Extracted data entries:
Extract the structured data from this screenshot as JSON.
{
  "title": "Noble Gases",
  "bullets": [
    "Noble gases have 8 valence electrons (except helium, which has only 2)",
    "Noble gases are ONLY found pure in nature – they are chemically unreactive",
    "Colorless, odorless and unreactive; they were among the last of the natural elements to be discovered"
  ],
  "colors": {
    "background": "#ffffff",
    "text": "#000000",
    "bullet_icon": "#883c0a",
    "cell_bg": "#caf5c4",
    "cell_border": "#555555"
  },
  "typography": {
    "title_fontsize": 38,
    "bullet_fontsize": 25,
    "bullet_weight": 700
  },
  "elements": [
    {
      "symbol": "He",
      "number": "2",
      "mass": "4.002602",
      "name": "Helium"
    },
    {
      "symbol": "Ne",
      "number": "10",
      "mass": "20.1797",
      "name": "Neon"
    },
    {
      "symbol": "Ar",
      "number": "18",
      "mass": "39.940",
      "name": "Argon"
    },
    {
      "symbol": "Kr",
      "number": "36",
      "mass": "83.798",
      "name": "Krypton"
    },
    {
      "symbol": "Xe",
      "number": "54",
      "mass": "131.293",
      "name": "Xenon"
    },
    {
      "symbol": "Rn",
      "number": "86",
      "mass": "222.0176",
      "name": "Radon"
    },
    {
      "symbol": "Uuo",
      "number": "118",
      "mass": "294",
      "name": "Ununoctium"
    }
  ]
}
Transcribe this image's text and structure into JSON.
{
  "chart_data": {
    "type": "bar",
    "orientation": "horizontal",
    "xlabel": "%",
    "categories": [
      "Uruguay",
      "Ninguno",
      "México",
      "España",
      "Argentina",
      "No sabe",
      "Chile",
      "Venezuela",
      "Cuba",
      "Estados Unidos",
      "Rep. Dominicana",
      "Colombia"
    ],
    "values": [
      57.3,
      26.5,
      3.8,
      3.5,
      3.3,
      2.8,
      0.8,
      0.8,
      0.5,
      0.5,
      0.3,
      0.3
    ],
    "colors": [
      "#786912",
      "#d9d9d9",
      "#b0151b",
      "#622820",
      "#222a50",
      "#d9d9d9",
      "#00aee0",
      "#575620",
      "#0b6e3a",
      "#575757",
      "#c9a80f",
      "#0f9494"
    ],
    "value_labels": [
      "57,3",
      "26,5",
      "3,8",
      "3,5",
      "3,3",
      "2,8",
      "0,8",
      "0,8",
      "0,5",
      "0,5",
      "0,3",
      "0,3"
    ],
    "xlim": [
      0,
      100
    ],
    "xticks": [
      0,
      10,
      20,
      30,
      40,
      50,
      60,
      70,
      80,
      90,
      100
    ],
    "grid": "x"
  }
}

▸ Task
Copy out every entry again, exactly as it was given.

▸ Final result
Extract the structured data from this screenshot as JSON.
{
  "title": "Noble Gases",
  "bullets": [
    "Noble gases have 8 valence electrons (except helium, which has only 2)",
    "Noble gases are ONLY found pure in nature – they are chemically unreactive",
    "Colorless, odorless and unreactive; they were among the last of the natural elements to be discovered"
  ],
  "colors": {
    "background": "#ffffff",
    "text": "#000000",
    "bullet_icon": "#883c0a",
    "cell_bg": "#caf5c4",
    "cell_border": "#555555"
  },
  "typography": {
    "title_fontsize": 38,
    "bullet_fontsize": 25,
    "bullet_weight": 700
  },
  "elements": [
    {
      "symbol": "He",
      "number": "2",
      "mass": "4.002602",
      "name": "Helium"
    },
    {
      "symbol": "Ne",
      "number": "10",
      "mass": "20.1797",
      "name": "Neon"
    },
    {
      "symbol": "Ar",
      "number": "18",
      "mass": "39.940",
      "name": "Argon"
    },
    {
      "symbol": "Kr",
      "number": "36",
      "mass": "83.798",
      "name": "Krypton"
    },
    {
      "symbol": "Xe",
      "number": "54",
      "mass": "131.293",
      "name": "Xenon"
    },
    {
      "symbol": "Rn",
      "number": "86",
      "mass": "222.0176",
      "name": "Radon"
    },
    {
      "symbol": "Uuo",
      "number": "118",
      "mass": "294",
      "name": "Ununoctium"
    }
  ]
}
Transcribe this image's text and structure into JSON.
{
  "chart_data": {
    "type": "bar",
    "orientation": "horizontal",
    "xlabel": "%",
    "categories": [
      "Uruguay",
      "Ninguno",
      "México",
      "España",
      "Argentina",
      "No sabe",
      "Chile",
      "Venezuela",
      "Cuba",
      "Estados Unidos",
      "Rep. Dominicana",
      "Colombia"
    ],
    "values": [
      57.3,
      26.5,
      3.8,
      3.5,
      3.3,
      2.8,
      0.8,
      0.8,
      0.5,
      0.5,
      0.3,
      0.3
    ],
    "colors": [
      "#786912",
      "#d9d9d9",
      "#b0151b",
      "#622820",
      "#222a50",
      "#d9d9d9",
      "#00aee0",
      "#575620",
      "#0b6e3a",
      "#575757",
      "#c9a80f",
      "#0f9494"
    ],
    "value_labels": [
      "57,3",
      "26,5",
      "3,8",
      "3,5",
      "3,3",
      "2,8",
      "0,8",
      "0,8",
      "0,5",
      "0,5",
      "0,3",
      "0,3"
    ],
    "xlim": [
      0,
      100
    ],
    "xticks": [
      0,
      10,
      20,
      30,
      40,
      50,
      60,
      70,
      80,
      90,
      100
    ],
    "grid": "x"
  }
}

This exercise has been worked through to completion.